AIM OF THE EXERCISE >>
Copy every line of the data in which the word "小舍小得" occurs.

DATA FOR THIS EXERCISE >>

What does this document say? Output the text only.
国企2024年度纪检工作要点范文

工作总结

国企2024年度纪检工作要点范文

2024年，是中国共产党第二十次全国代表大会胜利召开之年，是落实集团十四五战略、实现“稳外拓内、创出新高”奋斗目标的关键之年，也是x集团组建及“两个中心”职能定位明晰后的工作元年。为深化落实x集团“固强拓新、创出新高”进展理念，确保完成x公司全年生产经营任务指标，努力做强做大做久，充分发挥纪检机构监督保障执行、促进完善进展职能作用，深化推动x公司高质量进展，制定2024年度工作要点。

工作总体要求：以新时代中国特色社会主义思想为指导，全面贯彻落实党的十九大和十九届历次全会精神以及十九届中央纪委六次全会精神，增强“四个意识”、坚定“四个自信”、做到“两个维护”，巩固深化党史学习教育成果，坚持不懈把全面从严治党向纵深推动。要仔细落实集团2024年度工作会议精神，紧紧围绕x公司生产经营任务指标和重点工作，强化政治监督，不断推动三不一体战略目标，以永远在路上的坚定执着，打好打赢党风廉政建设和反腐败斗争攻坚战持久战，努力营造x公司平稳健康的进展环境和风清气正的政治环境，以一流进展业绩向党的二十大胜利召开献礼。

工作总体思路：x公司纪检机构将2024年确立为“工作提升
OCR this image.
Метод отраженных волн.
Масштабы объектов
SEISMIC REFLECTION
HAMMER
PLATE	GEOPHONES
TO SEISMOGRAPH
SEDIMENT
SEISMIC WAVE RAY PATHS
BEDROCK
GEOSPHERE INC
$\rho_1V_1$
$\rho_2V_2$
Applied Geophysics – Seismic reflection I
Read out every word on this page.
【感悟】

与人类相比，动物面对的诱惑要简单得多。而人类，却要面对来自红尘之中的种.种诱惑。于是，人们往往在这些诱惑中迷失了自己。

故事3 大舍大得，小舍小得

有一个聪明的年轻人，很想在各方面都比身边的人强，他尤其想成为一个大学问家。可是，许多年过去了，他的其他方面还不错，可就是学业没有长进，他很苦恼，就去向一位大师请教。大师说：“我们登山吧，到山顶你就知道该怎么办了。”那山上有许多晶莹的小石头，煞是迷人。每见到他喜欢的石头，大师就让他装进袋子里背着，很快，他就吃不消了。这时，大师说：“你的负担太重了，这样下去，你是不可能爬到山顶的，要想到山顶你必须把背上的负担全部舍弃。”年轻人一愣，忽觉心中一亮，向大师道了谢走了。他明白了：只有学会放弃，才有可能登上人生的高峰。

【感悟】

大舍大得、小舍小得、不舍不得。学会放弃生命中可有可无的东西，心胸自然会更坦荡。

SOLUTION TO THE EXERCISE >>
故事3 大舍大得，小舍小得
大舍大得、小舍小得、不舍不得。学会放弃生命中可有可无的东西，心胸自然会更坦荡。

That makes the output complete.